→ WRITTEN INSTRUCTION
Put the lines below, everything from the line that contains "series-line-spatten: [801, 301, 944, 427]" down to the line that contains "y-tick-label: 88.0: [351, 426, 378, 440]", into a Markdown table with the columns Row and Line, numbering each row and leaving out blank lines.
<<<<
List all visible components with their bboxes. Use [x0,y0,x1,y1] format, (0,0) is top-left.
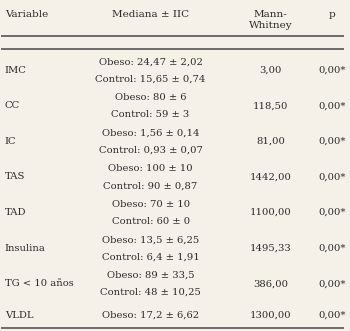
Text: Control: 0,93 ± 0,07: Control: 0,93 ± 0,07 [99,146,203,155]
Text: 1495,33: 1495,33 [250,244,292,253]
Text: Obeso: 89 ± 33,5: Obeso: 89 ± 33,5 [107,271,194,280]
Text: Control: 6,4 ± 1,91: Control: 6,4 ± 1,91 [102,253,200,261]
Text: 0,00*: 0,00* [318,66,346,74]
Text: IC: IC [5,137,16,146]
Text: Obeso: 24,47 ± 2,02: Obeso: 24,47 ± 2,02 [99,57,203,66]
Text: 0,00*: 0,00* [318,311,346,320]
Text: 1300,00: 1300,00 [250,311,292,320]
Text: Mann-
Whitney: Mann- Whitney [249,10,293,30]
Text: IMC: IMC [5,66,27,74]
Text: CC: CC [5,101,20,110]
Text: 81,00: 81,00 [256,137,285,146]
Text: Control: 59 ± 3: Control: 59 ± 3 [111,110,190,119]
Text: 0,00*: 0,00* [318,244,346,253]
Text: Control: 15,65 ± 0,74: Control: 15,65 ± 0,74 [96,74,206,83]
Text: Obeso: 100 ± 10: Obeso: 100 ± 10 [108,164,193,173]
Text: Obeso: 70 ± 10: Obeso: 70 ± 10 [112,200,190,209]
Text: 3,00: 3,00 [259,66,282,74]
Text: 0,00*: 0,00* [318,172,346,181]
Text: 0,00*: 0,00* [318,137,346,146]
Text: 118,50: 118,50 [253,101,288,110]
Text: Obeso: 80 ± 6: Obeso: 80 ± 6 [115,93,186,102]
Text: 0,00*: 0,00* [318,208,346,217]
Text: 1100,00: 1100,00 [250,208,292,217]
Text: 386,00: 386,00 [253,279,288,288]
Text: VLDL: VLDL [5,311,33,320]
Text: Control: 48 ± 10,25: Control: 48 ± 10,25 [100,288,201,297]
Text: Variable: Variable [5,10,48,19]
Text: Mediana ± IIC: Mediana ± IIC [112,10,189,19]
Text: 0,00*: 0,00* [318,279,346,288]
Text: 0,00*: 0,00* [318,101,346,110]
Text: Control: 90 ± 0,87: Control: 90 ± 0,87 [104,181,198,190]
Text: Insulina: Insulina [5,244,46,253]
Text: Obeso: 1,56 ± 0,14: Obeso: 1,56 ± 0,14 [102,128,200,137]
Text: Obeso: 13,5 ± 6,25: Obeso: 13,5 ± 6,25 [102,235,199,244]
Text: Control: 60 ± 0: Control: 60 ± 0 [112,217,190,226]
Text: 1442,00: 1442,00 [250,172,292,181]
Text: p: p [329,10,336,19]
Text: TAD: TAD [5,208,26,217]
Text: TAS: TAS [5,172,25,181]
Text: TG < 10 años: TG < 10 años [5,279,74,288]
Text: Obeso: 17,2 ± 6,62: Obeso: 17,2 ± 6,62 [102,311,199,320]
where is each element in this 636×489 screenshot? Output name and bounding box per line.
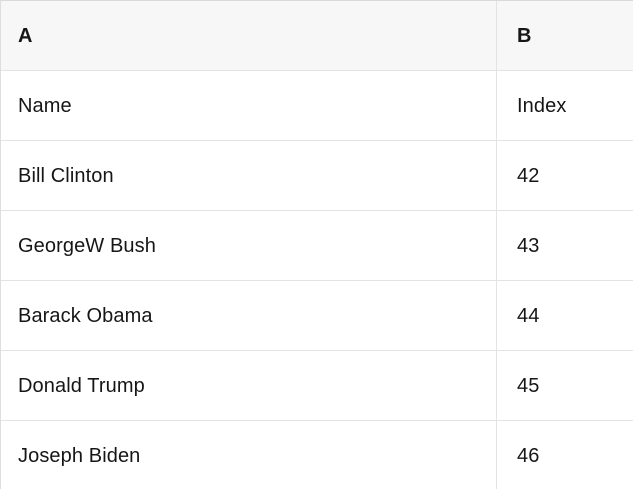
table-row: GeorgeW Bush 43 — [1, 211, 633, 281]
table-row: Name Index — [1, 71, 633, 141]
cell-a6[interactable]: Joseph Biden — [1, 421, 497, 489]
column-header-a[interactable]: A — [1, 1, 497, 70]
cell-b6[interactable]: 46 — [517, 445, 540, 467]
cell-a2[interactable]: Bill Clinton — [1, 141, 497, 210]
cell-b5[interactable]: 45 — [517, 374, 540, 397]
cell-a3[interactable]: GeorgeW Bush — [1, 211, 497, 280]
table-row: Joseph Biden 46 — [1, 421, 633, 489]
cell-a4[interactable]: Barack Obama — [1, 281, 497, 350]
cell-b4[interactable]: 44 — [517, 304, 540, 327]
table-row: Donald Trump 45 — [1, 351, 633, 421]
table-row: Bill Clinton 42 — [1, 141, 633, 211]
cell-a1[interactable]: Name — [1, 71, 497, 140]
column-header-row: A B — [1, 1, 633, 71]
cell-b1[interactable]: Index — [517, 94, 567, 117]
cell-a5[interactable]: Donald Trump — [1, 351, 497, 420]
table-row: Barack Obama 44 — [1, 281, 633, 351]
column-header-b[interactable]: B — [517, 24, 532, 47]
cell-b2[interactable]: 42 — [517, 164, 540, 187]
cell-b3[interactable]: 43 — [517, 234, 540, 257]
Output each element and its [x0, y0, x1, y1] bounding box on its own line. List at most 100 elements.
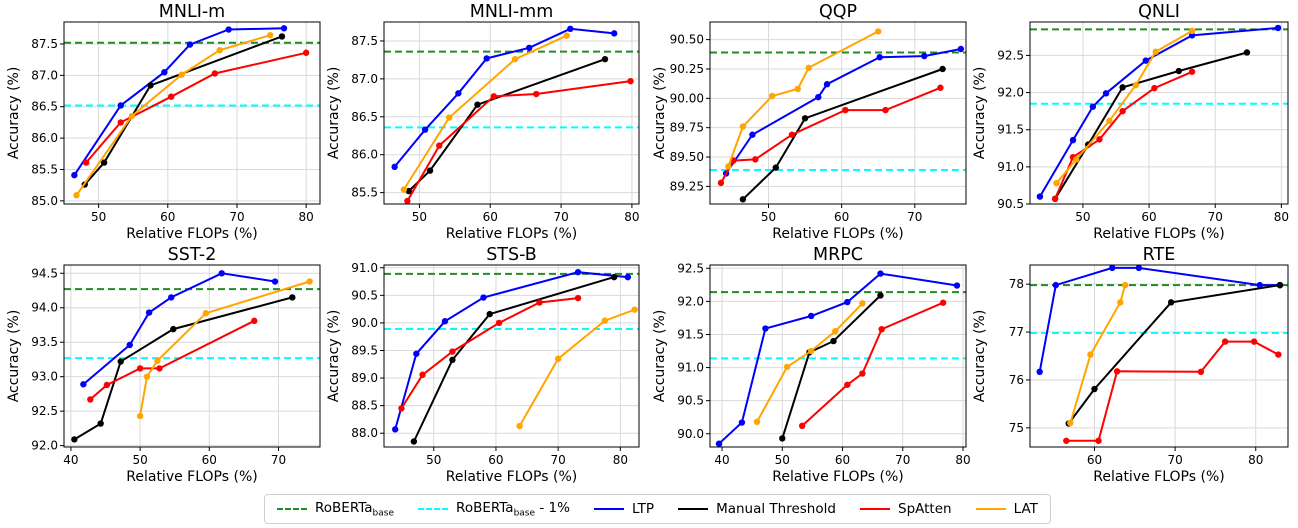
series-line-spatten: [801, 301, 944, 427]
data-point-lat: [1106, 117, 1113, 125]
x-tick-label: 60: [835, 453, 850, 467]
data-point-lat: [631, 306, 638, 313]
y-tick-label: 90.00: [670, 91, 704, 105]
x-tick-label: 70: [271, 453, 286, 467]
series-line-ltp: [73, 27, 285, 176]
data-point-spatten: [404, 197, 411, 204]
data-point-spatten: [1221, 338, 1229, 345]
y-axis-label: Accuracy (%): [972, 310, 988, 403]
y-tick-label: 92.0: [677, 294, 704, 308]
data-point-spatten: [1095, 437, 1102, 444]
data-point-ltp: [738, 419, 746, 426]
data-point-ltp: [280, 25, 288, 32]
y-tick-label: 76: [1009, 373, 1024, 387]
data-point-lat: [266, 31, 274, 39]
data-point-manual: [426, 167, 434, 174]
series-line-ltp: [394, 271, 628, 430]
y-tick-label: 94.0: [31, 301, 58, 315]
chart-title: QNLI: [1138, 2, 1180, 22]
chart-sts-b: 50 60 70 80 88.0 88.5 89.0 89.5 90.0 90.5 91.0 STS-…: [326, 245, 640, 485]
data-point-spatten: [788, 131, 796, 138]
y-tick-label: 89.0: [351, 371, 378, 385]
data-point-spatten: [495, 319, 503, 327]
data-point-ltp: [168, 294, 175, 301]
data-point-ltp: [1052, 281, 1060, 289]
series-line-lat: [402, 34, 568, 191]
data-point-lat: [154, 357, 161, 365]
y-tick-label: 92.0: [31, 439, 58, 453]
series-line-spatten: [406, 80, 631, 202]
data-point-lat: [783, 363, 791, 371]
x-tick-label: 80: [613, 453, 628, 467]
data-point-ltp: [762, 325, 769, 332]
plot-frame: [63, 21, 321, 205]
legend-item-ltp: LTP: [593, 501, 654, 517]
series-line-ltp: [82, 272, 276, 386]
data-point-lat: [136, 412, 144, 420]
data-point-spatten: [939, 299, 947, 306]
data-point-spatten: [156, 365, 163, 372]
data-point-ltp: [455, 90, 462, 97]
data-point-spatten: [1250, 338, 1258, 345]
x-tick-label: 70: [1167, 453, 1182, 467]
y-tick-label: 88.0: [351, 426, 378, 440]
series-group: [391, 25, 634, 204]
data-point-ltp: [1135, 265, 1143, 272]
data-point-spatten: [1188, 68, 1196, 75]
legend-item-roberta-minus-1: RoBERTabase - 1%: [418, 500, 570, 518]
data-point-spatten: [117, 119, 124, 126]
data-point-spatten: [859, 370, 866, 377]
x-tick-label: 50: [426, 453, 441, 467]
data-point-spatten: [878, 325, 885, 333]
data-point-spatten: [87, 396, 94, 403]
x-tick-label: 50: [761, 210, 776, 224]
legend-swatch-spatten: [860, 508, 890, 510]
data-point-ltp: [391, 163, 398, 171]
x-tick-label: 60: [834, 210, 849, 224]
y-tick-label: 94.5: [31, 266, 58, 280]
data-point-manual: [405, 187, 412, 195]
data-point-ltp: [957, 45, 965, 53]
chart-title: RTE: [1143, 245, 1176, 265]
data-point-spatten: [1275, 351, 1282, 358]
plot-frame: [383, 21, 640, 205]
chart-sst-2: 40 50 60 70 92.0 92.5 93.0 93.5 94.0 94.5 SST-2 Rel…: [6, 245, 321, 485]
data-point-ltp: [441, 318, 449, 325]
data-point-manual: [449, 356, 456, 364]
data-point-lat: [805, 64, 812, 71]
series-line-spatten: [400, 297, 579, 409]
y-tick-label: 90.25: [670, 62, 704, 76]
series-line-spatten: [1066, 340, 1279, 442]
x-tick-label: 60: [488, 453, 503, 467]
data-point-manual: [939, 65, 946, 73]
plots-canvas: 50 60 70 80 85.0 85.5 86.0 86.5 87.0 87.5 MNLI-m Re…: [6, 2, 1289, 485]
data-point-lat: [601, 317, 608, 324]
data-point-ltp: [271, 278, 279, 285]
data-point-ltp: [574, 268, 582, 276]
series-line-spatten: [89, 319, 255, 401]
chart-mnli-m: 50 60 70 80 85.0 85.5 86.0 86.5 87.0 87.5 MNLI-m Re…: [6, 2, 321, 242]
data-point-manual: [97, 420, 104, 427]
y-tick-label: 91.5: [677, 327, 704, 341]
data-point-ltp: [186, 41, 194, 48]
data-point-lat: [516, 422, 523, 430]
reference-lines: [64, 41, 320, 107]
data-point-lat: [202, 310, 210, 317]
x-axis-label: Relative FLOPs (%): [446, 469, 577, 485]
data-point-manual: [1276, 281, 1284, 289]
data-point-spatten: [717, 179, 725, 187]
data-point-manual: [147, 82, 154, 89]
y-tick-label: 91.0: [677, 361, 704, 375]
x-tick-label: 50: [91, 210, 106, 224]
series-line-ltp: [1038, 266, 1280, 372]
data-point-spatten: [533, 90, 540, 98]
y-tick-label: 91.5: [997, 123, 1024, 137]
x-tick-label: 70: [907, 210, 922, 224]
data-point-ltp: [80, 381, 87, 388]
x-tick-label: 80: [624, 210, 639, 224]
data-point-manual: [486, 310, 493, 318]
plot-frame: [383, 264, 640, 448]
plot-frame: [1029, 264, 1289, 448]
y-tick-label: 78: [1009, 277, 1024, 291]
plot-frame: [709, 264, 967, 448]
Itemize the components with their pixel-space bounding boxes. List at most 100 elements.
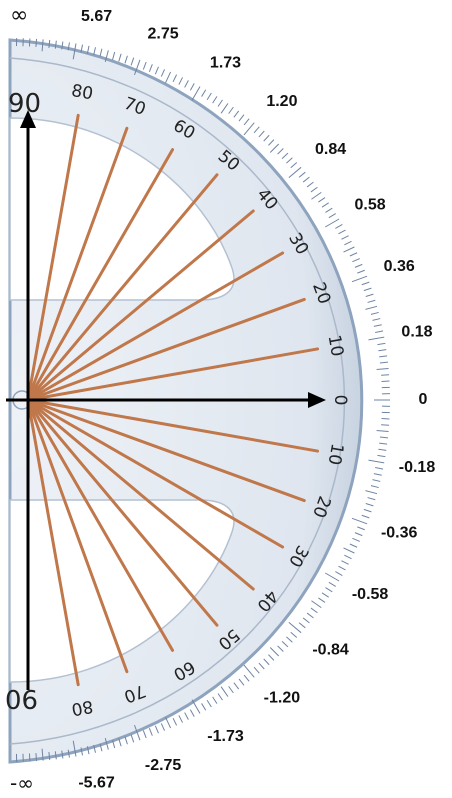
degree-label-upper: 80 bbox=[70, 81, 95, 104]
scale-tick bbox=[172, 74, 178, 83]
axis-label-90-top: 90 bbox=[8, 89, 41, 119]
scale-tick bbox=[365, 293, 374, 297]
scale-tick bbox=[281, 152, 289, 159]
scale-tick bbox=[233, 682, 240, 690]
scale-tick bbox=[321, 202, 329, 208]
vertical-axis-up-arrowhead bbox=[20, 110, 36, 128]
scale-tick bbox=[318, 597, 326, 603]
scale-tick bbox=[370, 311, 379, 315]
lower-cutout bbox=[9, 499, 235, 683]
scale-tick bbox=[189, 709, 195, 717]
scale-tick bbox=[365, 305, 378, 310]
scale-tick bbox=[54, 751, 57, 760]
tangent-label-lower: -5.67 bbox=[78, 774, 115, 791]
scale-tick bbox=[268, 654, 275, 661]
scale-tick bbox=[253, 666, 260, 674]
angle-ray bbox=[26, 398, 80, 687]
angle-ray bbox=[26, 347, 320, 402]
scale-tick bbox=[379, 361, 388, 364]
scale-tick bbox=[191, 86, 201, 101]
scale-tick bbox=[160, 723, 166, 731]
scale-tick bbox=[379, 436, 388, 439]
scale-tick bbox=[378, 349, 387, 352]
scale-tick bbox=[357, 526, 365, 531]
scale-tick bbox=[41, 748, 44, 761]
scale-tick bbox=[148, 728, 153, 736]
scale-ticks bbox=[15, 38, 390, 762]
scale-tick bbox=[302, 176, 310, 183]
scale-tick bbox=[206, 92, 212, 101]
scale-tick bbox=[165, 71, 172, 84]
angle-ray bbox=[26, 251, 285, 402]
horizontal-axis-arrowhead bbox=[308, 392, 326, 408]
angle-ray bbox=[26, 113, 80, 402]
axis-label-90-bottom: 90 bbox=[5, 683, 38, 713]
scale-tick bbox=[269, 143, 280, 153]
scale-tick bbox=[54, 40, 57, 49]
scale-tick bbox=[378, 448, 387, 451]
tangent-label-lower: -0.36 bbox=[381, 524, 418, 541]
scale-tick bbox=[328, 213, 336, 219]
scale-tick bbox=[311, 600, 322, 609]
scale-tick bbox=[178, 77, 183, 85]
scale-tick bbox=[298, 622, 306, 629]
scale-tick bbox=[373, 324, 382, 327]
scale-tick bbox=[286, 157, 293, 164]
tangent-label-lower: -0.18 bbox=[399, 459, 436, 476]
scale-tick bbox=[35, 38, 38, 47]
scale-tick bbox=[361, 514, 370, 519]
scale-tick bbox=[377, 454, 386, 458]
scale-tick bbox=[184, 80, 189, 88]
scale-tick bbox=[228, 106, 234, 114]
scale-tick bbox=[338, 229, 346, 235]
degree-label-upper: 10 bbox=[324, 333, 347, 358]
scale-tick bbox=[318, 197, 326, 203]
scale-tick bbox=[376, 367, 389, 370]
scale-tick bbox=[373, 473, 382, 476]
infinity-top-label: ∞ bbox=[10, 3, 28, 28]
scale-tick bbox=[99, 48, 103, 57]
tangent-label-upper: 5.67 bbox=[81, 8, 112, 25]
>>>>
→ RESULT FOR THIS TASK
| Row | Line |
|---|---|
| 1 | series-line-spatten: [801, 301, 944, 427] |
| 2 | data-point-lat: [1106, 117, 1113, 125] |
| 3 | x-tick-label: 60: [835, 453, 850, 467] |
| 4 | data-point-lat: [631, 306, 638, 313] |
| 5 | y-tick-label: 90.00: [670, 91, 704, 105] |
| 6 | x-tick-label: 70: [271, 453, 286, 467] |
| 7 | series-line-ltp: [73, 27, 285, 176] |
| 8 | data-point-spatten: [404, 197, 411, 204] |
| 9 | data-point-spatten: [1221, 338, 1229, 345] |
| 10 | y-axis-label: Accuracy (%): [972, 310, 988, 403] |
| 11 | y-tick-label: 92.0: [677, 294, 704, 308] |
| 12 | data-point-spatten: [1095, 437, 1102, 444] |
| 13 | data-point-ltp: [738, 419, 746, 426] |
| 14 | data-point-ltp: [280, 25, 288, 32] |
| 15 | y-tick-label: 76: [1009, 373, 1024, 387] |
| 16 | data-point-lat: [266, 31, 274, 39] |
| 17 | data-point-manual: [426, 167, 434, 174] |
| 18 | series-line-ltp: [394, 271, 628, 430] |
| 19 | y-tick-label: 94.0: [31, 301, 58, 315] |
| 20 | chart-title: QNLI: [1138, 2, 1180, 22] |
| 21 | chart-sts-b: 50 60 70 80 88.0 88.5 89.0 89.5 90.0 90.5 91.0 STS-…: [326, 245, 640, 485] |
| 22 | data-point-spatten: [788, 131, 796, 138] |
| 23 | y-tick-label: 89.0: [351, 371, 378, 385] |
| 24 | data-point-spatten: [495, 319, 503, 327] |
| 25 | data-point-ltp: [168, 294, 175, 301] |
| 26 | data-point-ltp: [1052, 281, 1060, 289] |
| 27 | series-line-lat: [402, 34, 568, 191] |
| 28 | data-point-lat: [154, 357, 161, 365] |
| 29 | y-tick-label: 92.0: [31, 439, 58, 453] |
| 30 | series-line-spatten: [406, 80, 631, 202] |
| 31 | data-point-lat: [783, 363, 791, 371] |
| 32 | x-tick-label: 80: [613, 453, 628, 467] |
| 33 | data-point-ltp: [762, 325, 769, 332] |
| 34 | plot-frame: [63, 21, 321, 205] |
| 35 | legend-item-ltp: LTP: [593, 501, 654, 517] |
| 36 | series-line-ltp: [82, 272, 276, 386] |
| 37 | data-point-lat: [136, 412, 144, 420] |
| 38 | data-point-spatten: [939, 299, 947, 306] |
| 39 | data-point-spatten: [156, 365, 163, 372] |
| 40 | data-point-ltp: [455, 90, 462, 97] |
| 41 | data-point-spatten: [1250, 338, 1258, 345] |
| 42 | x-tick-label: 70: [1167, 453, 1182, 467] |
| 43 | y-tick-label: 88.0: [351, 426, 378, 440] |